Scan the entries below. List each line with "estava".

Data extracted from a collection

# # # #

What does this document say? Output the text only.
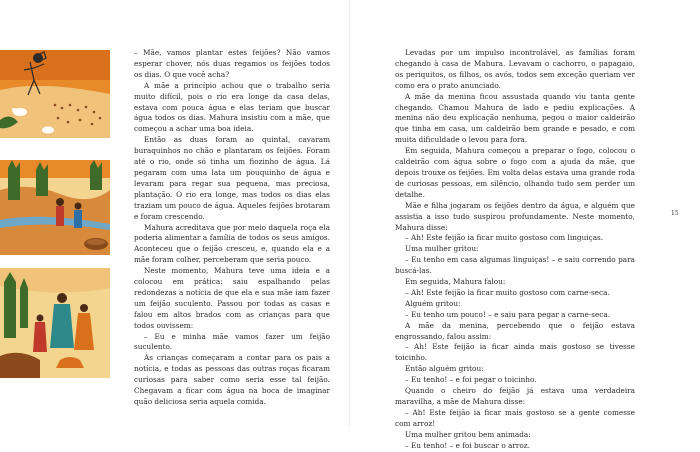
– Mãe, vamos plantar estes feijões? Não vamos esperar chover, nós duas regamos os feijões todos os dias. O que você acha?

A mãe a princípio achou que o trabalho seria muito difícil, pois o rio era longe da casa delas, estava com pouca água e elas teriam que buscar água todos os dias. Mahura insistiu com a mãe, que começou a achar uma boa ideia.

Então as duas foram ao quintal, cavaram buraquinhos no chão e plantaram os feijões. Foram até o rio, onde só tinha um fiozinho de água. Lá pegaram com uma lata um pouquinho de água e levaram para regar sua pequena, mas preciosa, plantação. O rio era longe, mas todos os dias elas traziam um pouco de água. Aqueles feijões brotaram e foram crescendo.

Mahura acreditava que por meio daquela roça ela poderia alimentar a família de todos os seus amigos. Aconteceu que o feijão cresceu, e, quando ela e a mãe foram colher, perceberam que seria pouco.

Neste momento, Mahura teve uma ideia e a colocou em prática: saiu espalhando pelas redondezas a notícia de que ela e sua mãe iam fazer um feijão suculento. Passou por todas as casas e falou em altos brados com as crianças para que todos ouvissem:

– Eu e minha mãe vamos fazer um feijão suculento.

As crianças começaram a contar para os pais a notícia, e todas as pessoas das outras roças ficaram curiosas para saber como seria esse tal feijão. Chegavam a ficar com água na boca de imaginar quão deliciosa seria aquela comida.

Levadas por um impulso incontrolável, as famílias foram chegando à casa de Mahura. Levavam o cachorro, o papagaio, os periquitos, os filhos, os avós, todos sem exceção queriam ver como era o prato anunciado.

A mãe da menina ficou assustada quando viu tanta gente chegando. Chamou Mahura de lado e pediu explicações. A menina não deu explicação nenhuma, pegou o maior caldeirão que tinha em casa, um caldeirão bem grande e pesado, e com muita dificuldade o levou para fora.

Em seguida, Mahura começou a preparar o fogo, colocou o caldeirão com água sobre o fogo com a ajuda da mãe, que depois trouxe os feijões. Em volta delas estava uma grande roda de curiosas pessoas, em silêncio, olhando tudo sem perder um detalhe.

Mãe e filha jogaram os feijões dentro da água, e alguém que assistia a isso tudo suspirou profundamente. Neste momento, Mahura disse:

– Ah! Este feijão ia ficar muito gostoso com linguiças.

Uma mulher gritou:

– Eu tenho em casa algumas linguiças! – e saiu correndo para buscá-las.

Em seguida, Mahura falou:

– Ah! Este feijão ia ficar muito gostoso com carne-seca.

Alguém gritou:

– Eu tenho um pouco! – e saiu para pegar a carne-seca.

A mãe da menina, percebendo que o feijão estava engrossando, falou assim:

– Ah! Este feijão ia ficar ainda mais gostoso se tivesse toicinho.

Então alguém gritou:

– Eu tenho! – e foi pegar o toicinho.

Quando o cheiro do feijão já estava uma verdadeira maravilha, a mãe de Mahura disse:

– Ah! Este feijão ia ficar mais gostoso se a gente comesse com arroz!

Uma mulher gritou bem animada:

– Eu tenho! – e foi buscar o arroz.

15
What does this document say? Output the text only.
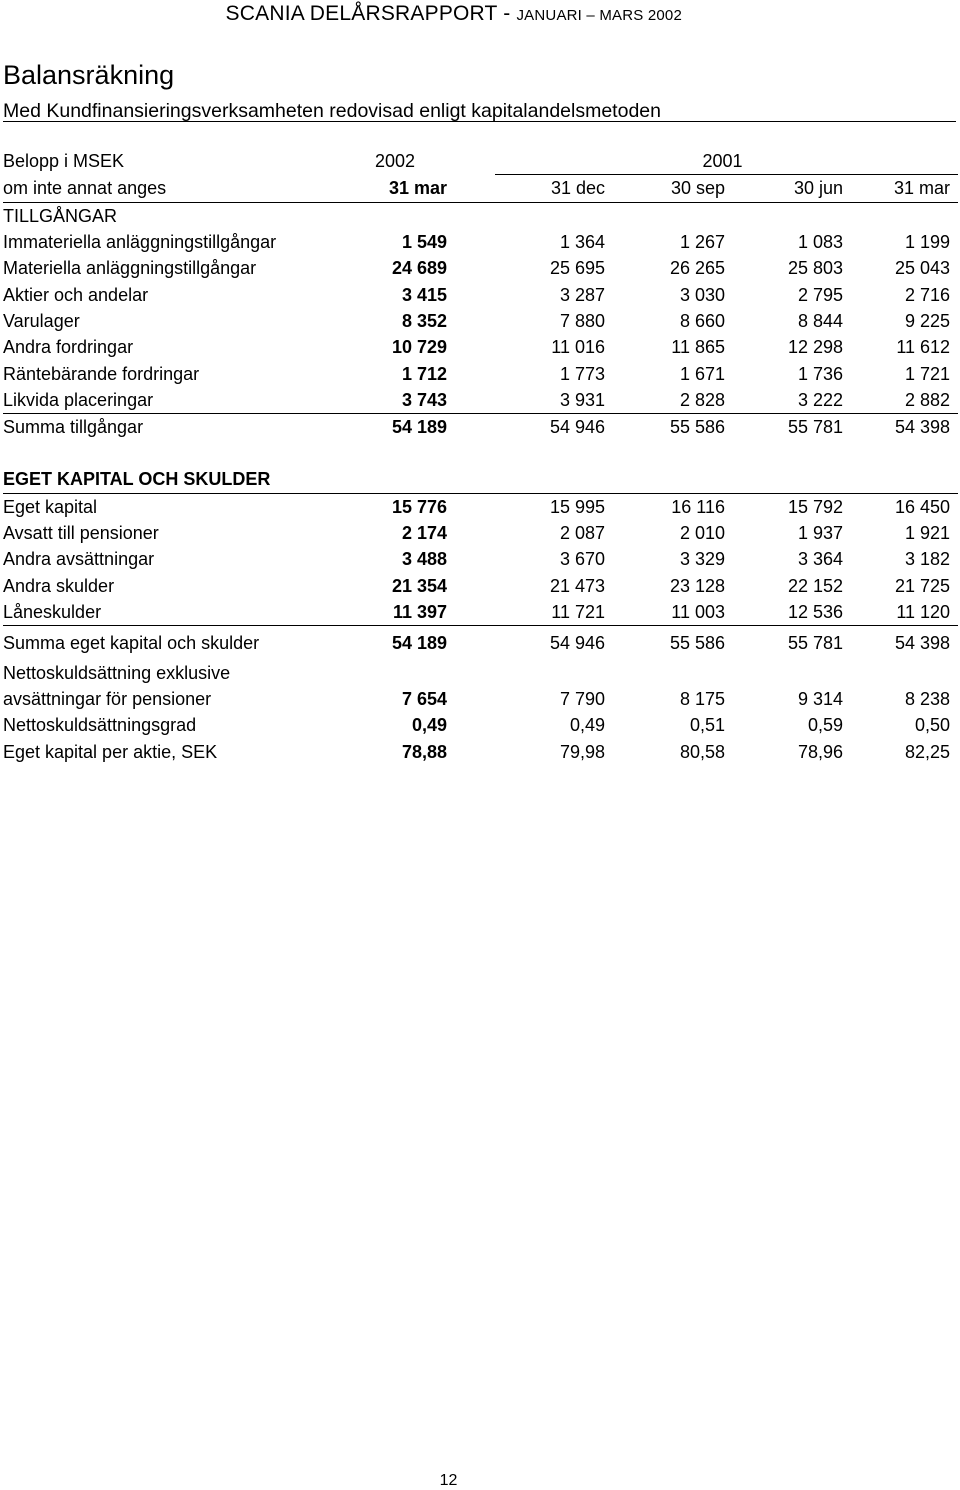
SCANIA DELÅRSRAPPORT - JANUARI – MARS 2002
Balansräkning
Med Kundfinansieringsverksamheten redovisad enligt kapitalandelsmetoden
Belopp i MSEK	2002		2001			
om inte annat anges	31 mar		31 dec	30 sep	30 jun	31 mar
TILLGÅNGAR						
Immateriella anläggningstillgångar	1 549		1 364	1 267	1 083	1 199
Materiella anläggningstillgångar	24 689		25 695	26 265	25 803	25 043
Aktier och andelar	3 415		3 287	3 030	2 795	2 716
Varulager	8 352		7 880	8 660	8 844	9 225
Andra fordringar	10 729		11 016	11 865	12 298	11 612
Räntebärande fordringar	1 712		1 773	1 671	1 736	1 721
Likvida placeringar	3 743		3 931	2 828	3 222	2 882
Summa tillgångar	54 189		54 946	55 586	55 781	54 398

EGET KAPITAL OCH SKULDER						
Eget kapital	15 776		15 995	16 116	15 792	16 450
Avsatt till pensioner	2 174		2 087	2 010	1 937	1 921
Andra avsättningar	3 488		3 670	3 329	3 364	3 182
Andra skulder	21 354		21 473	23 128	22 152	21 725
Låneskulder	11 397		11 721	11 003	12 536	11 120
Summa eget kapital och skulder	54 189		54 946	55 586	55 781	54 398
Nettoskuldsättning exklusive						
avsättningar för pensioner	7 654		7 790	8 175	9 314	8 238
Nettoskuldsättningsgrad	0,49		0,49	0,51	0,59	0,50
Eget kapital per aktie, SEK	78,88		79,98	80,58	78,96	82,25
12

# # # #

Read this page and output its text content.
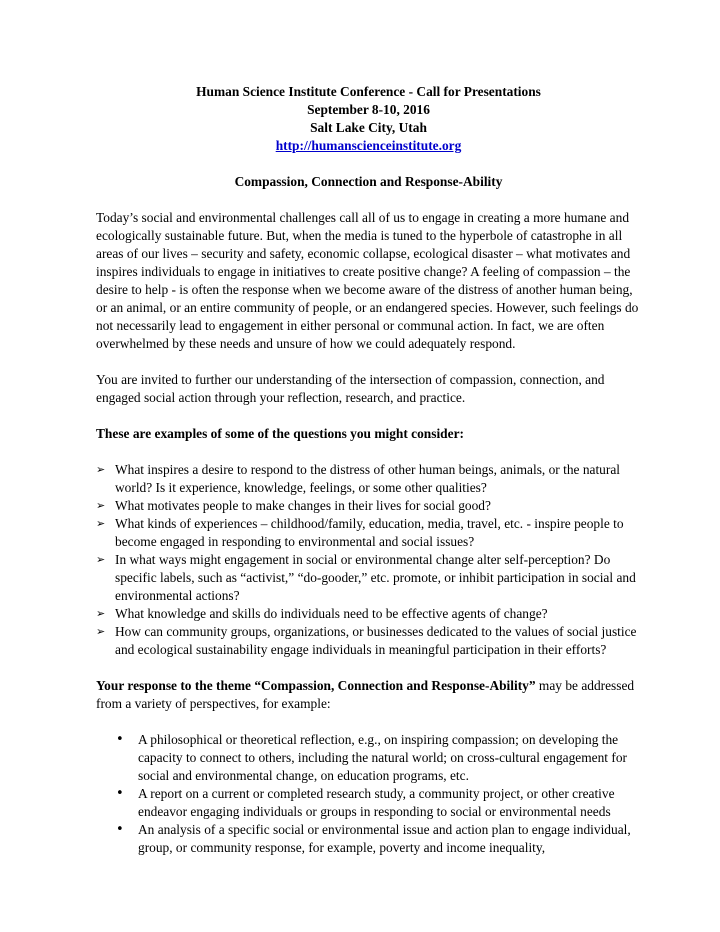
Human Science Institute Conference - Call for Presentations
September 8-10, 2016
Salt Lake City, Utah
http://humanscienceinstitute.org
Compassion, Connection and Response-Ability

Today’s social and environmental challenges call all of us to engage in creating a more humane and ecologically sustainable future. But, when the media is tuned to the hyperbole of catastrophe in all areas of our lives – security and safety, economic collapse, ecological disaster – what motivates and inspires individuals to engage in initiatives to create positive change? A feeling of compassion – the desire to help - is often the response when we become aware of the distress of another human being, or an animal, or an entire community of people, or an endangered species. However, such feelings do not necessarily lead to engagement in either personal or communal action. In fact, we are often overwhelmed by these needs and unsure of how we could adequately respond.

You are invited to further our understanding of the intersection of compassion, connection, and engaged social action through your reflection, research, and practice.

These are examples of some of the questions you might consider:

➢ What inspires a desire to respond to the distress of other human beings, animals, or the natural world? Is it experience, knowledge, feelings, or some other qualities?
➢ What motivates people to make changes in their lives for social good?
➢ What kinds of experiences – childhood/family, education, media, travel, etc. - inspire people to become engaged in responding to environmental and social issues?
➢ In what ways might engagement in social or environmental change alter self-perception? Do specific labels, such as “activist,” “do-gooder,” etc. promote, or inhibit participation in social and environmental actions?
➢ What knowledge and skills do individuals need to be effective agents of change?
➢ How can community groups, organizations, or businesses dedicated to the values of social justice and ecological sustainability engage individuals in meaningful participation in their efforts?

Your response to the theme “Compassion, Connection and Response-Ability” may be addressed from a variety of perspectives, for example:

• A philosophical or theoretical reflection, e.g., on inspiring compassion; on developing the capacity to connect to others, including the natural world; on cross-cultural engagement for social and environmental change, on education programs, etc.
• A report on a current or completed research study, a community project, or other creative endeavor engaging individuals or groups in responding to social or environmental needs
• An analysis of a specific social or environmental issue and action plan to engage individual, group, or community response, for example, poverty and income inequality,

# # # #

ANSWER IN FULL:
A mãe a princípio achou que o trabalho seria muito difícil, pois o rio era longe da casa delas, estava com pouca água e elas teriam que buscar água todos os dias. Mahura insistiu com a mãe, que começou a achar uma boa ideia.
Em seguida, Mahura começou a preparar o fogo, colocou o caldeirão com água sobre o fogo com a ajuda da mãe, que depois trouxe os feijões. Em volta delas estava uma grande roda de curiosas pessoas, em silêncio, olhando tudo sem perder um detalhe.
A mãe da menina, percebendo que o feijão estava engrossando, falou assim:
Quando o cheiro do feijão já estava uma verdadeira maravilha, a mãe de Mahura disse:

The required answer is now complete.